Work to do → Repeat every line exactly, keeping the pictures out of the copy.

Data records →
# # # # # # #
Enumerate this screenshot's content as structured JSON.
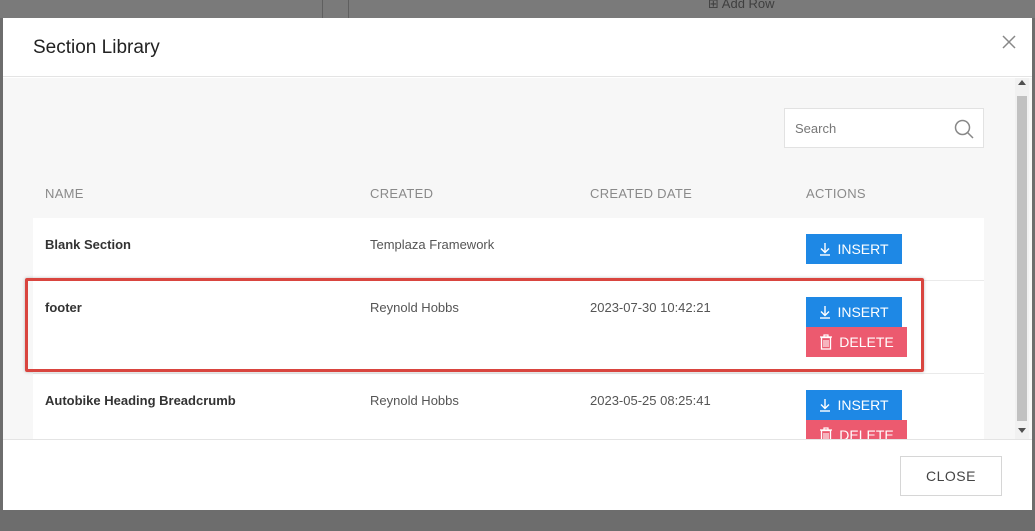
{
  "background": {
    "add_row_label": "Add Row"
  },
  "modal": {
    "title": "Section Library",
    "close_icon": "close-icon",
    "search": {
      "placeholder": "Search",
      "value": ""
    },
    "columns": {
      "name": "NAME",
      "created": "CREATED",
      "created_date": "CREATED DATE",
      "actions": "ACTIONS"
    },
    "rows": [
      {
        "name": "Blank Section",
        "created": "Templaza Framework",
        "created_date": "",
        "insert_label": "INSERT"
      },
      {
        "name": "footer",
        "created": "Reynold Hobbs",
        "created_date": "2023-07-30 10:42:21",
        "insert_label": "INSERT",
        "delete_label": "DELETE"
      },
      {
        "name": "Autobike Heading Breadcrumb",
        "created": "Reynold Hobbs",
        "created_date": "2023-05-25 08:25:41",
        "insert_label": "INSERT",
        "delete_label": "DELETE"
      }
    ],
    "footer": {
      "close_label": "CLOSE"
    }
  },
  "colors": {
    "insert": "#1e88e5",
    "delete": "#ec5a6f",
    "highlight": "#d9453f"
  }
}
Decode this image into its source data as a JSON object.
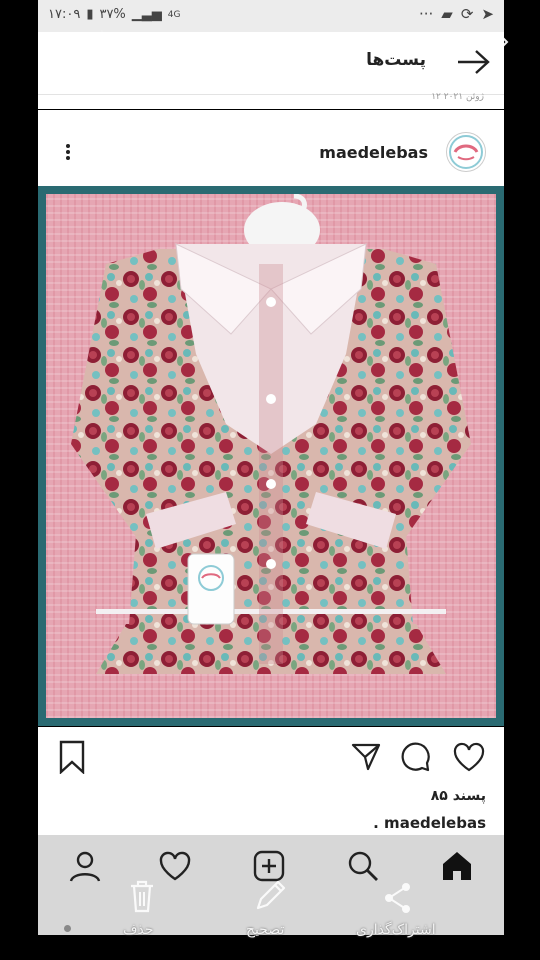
{
  "status_bar": {
    "time": "۱۷:۰۹",
    "battery": "۳۷%",
    "network": "4G"
  },
  "header": {
    "title": "پست‌ها"
  },
  "post": {
    "date": "۱۲ ژوئن ۲۰۲۱",
    "username": "maedelebas",
    "likes": "۸۵ پسند",
    "caption": ". maedelebas"
  },
  "overlay": {
    "share_label": "اشتراک‌گذاری",
    "edit_label": "تصحیح",
    "delete_label": "حذف"
  },
  "colors": {
    "image_border": "#2a6a72",
    "nav_bg": "#d7d7d7"
  }
}
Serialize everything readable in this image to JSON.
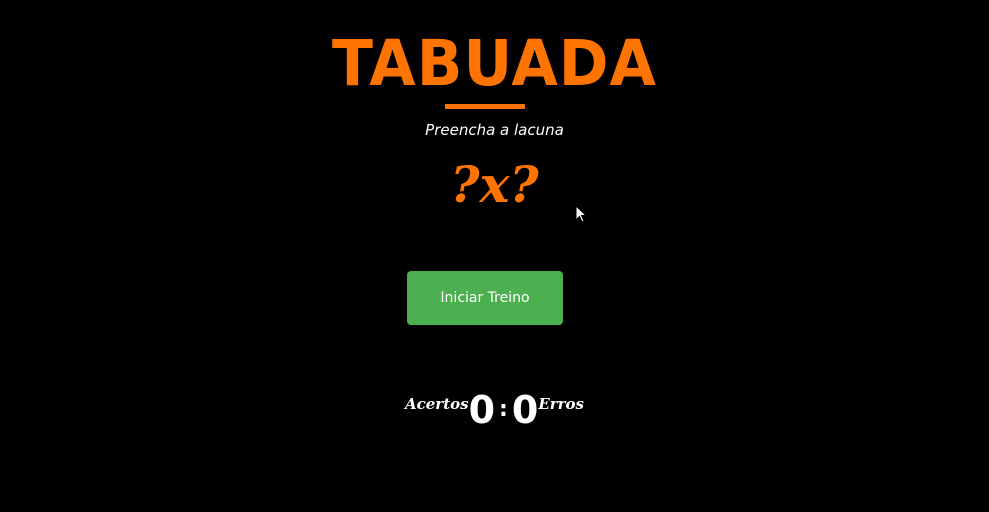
{
  "app": {
    "title": "TABUADA",
    "subtitle": "Preencha a lacuna",
    "accent_color": "#ff7300"
  },
  "question": {
    "left": "?",
    "operator": "x",
    "right": "?"
  },
  "start_button": {
    "label": "Iniciar Treino",
    "color": "#4caf50"
  },
  "score": {
    "correct_label": "Acertos",
    "correct": "0",
    "separator": ":",
    "errors": "0",
    "errors_label": "Erros"
  },
  "icons": {
    "cursor": "mouse-pointer-icon"
  }
}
# # # # # # #
Solution to this task →
Enumerate this screenshot's content as structured JSON.
{
  "background": {
    "add_row_label": "Add Row"
  },
  "modal": {
    "title": "Section Library",
    "close_icon": "close-icon",
    "search": {
      "placeholder": "Search",
      "value": ""
    },
    "columns": {
      "name": "NAME",
      "created": "CREATED",
      "created_date": "CREATED DATE",
      "actions": "ACTIONS"
    },
    "rows": [
      {
        "name": "Blank Section",
        "created": "Templaza Framework",
        "created_date": "",
        "insert_label": "INSERT"
      },
      {
        "name": "footer",
        "created": "Reynold Hobbs",
        "created_date": "2023-07-30 10:42:21",
        "insert_label": "INSERT",
        "delete_label": "DELETE"
      },
      {
        "name": "Autobike Heading Breadcrumb",
        "created": "Reynold Hobbs",
        "created_date": "2023-05-25 08:25:41",
        "insert_label": "INSERT",
        "delete_label": "DELETE"
      }
    ],
    "footer": {
      "close_label": "CLOSE"
    }
  },
  "colors": {
    "insert": "#1e88e5",
    "delete": "#ec5a6f",
    "highlight": "#d9453f"
  }
}
Decode this image into its source data as a JSON object.
{
  "status_bar": {
    "time": "۱۷:۰۹",
    "battery": "۳۷%",
    "network": "4G"
  },
  "header": {
    "title": "پست‌ها"
  },
  "post": {
    "date": "۱۲ ژوئن ۲۰۲۱",
    "username": "maedelebas",
    "likes": "۸۵ پسند",
    "caption": ". maedelebas"
  },
  "overlay": {
    "share_label": "اشتراک‌گذاری",
    "edit_label": "تصحیح",
    "delete_label": "حذف"
  },
  "colors": {
    "image_border": "#2a6a72",
    "nav_bg": "#d7d7d7"
  }
}
Serialize everything readable in this image to JSON.
{
  "app": {
    "title": "TABUADA",
    "subtitle": "Preencha a lacuna",
    "accent_color": "#ff7300"
  },
  "question": {
    "left": "?",
    "operator": "x",
    "right": "?"
  },
  "start_button": {
    "label": "Iniciar Treino",
    "color": "#4caf50"
  },
  "score": {
    "correct_label": "Acertos",
    "correct": "0",
    "separator": ":",
    "errors": "0",
    "errors_label": "Erros"
  },
  "icons": {
    "cursor": "mouse-pointer-icon"
  }
}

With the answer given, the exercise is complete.